*Data in this exercise*.

----------------------------------------

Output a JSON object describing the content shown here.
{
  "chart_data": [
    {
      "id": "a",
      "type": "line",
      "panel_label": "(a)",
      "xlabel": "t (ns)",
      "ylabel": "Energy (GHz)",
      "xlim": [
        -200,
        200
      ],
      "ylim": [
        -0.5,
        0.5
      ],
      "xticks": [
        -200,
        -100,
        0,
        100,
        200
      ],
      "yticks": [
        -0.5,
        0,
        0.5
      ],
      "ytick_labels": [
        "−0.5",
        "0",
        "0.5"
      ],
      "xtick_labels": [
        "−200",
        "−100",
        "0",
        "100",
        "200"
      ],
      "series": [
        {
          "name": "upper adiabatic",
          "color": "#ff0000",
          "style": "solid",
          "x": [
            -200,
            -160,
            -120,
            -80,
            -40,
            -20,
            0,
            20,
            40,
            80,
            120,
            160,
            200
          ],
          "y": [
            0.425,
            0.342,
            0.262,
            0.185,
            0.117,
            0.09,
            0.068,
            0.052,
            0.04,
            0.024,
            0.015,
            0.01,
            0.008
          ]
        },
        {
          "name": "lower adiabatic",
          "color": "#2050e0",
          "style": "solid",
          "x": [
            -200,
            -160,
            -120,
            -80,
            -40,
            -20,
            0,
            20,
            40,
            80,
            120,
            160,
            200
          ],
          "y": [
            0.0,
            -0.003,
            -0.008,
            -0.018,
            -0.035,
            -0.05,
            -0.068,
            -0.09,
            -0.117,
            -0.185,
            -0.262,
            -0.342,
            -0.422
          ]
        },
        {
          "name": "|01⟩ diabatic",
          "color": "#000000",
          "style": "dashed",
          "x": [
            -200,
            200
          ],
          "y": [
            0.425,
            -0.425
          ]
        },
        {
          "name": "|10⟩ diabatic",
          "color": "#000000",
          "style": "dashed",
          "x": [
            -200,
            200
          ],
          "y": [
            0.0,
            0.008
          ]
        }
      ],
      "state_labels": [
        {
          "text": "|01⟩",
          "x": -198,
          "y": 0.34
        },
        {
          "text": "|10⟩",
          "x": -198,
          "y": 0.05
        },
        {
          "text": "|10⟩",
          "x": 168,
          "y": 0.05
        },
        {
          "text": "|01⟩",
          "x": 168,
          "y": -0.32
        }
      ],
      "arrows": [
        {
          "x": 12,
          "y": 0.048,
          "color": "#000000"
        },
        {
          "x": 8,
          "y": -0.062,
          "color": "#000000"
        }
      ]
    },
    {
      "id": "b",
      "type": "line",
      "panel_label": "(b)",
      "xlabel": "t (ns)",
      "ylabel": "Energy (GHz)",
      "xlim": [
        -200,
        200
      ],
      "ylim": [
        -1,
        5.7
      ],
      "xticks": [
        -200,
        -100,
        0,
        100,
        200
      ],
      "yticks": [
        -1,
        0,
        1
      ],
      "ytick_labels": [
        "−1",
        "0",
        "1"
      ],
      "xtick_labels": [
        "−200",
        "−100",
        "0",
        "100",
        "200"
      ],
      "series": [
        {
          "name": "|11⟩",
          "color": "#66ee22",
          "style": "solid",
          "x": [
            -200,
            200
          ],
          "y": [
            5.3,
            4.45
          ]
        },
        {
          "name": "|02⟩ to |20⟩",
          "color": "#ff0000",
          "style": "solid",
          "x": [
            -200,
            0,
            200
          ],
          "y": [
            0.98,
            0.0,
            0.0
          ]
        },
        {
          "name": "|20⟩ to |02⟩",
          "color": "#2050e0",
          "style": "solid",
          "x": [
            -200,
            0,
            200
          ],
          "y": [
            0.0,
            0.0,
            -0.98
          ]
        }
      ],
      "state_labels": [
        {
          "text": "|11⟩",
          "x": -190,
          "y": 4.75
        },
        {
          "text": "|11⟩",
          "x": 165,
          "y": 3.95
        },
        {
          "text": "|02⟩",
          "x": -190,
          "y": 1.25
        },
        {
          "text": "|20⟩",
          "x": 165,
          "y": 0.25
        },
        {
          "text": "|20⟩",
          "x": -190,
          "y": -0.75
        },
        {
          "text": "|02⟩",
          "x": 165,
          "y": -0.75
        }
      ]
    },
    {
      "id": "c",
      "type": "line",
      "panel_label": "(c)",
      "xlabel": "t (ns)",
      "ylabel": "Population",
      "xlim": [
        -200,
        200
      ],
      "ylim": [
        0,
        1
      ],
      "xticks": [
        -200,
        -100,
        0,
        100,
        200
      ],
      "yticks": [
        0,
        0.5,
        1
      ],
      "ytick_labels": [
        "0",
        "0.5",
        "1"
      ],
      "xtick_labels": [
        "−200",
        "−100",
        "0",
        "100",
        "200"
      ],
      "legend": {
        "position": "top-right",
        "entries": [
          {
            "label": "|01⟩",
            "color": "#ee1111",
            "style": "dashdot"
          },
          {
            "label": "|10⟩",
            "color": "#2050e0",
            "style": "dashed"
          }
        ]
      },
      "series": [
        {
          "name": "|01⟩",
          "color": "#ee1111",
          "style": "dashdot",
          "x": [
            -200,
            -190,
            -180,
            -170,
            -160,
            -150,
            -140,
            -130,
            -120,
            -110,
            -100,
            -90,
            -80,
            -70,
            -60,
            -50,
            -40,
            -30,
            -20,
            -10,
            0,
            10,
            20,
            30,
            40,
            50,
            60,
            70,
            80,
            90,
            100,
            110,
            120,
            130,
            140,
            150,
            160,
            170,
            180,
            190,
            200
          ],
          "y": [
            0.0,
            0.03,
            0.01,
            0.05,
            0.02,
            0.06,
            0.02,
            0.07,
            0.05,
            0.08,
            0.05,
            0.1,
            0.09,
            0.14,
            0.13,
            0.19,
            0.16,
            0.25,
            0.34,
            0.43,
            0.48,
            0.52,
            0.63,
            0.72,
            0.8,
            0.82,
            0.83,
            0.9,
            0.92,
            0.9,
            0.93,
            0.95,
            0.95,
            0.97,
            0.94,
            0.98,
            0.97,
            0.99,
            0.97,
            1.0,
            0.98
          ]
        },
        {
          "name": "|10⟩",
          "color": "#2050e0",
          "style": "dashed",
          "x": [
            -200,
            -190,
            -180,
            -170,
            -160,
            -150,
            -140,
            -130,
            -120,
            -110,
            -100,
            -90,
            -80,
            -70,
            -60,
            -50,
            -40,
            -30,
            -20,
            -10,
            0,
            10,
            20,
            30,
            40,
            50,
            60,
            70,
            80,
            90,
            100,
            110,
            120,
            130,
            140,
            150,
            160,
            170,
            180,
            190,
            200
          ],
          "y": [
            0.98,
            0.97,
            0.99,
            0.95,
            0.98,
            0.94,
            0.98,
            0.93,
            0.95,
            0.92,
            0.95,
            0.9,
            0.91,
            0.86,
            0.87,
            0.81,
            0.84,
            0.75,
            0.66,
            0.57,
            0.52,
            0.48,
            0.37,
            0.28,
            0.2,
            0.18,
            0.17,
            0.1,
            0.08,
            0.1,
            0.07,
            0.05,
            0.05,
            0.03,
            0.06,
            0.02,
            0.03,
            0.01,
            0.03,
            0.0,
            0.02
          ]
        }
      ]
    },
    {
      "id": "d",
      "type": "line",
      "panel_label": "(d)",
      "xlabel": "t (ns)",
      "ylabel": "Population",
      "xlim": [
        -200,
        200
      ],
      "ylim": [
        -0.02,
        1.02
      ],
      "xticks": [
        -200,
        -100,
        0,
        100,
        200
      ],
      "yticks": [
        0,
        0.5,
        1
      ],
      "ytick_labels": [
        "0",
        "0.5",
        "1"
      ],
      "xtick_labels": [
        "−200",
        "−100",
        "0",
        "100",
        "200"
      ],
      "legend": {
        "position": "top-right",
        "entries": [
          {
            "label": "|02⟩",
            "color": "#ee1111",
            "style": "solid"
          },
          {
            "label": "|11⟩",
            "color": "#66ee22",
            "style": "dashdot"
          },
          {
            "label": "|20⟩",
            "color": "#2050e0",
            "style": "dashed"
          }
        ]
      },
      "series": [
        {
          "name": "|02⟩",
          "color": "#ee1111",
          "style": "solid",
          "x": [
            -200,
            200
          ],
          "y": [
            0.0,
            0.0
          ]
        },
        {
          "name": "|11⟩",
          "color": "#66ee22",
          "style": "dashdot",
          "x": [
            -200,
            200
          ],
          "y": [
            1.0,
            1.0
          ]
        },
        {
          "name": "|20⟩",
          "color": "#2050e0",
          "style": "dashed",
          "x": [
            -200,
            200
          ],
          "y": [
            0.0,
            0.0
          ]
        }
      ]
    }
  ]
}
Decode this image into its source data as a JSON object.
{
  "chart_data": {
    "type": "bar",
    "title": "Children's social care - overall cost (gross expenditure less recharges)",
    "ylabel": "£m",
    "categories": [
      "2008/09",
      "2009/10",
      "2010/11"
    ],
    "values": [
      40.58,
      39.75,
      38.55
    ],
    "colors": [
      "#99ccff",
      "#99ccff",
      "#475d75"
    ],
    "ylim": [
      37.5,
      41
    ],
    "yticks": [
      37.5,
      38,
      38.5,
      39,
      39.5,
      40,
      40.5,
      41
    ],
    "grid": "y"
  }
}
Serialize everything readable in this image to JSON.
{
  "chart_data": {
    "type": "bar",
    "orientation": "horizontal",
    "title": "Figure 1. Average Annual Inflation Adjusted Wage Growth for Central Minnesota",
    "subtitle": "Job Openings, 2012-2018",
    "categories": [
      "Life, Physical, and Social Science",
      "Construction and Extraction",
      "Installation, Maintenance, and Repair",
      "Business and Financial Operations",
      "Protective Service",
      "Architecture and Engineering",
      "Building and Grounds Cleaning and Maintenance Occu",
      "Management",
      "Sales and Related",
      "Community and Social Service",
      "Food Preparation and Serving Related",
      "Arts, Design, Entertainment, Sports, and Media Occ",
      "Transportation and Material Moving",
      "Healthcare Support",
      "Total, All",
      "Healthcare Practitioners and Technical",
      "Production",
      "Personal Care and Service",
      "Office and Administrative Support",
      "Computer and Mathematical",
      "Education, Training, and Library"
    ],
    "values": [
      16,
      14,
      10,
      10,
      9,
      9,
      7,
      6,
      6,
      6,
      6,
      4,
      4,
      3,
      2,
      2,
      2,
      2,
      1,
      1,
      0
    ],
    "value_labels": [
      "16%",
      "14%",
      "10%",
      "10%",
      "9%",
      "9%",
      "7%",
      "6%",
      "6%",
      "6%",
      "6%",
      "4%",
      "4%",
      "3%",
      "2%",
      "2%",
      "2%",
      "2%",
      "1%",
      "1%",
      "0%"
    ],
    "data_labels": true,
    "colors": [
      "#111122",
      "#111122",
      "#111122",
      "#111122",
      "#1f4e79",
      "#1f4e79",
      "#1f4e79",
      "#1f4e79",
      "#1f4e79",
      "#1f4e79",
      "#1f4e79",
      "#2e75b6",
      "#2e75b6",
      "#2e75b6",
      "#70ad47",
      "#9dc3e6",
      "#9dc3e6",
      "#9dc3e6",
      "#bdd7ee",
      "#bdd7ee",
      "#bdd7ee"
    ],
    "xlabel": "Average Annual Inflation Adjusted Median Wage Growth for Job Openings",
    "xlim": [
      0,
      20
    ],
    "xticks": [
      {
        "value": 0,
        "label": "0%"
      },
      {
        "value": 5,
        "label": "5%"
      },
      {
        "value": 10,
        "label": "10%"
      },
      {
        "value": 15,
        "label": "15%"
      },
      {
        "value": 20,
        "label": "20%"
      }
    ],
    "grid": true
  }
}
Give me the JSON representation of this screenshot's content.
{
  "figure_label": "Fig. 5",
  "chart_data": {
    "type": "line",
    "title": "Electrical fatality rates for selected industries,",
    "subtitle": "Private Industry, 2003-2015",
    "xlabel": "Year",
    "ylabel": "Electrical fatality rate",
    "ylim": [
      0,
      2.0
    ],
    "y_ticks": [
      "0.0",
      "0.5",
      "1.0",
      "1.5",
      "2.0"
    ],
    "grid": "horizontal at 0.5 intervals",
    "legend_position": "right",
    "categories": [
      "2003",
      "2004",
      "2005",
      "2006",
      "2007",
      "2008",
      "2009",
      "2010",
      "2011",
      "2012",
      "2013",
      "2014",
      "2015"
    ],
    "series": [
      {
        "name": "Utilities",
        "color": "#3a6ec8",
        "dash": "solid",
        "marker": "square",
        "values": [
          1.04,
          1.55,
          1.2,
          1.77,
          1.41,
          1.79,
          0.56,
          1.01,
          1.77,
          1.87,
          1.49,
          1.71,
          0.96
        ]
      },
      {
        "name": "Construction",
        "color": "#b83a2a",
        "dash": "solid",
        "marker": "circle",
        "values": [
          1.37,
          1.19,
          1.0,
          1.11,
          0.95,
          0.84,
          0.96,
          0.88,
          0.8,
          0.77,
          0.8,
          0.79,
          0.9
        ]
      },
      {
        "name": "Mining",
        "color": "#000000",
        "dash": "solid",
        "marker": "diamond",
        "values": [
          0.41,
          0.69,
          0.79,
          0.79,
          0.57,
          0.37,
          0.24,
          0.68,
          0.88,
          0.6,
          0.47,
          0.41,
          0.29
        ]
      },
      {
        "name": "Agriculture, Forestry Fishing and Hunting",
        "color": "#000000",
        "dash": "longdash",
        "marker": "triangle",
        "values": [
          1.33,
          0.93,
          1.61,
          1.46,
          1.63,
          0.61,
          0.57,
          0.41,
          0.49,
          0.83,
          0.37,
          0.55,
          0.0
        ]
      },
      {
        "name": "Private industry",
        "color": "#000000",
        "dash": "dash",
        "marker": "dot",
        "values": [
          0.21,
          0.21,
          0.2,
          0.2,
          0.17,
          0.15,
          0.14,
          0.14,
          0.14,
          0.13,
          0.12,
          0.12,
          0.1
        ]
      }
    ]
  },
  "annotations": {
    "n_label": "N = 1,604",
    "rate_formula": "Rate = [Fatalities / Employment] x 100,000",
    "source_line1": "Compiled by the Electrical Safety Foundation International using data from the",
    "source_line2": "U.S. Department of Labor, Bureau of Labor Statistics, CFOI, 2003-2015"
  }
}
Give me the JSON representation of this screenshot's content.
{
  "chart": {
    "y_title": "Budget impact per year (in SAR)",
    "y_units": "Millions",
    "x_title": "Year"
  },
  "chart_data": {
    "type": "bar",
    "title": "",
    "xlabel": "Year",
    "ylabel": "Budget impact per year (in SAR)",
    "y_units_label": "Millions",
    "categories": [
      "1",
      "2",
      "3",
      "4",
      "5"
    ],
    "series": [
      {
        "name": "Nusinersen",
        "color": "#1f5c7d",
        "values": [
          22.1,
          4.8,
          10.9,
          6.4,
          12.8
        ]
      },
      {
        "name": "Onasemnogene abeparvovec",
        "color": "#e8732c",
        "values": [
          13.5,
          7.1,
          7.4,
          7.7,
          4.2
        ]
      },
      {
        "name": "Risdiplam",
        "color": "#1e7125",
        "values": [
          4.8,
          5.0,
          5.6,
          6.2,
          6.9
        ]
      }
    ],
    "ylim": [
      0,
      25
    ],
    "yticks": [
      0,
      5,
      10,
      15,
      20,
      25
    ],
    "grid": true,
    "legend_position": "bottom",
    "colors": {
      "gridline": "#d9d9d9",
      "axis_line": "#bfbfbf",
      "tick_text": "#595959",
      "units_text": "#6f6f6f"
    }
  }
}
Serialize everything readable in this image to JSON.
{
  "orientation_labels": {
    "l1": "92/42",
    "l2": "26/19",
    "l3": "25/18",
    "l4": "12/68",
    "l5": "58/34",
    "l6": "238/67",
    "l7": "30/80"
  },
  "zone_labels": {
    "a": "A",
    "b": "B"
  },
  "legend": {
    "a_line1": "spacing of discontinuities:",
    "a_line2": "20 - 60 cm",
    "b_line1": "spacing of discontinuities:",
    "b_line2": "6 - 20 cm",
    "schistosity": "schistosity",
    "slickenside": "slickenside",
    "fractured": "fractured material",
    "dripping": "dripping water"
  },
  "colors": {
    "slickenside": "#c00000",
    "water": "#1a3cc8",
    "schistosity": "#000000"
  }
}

----------------------------------------

*The problem*. Gather up every line from the listing above in which the word "horizontal" occurs.

*Task result*.
    "orientation": "horizontal",
    "grid": "horizontal at 0.5 intervals",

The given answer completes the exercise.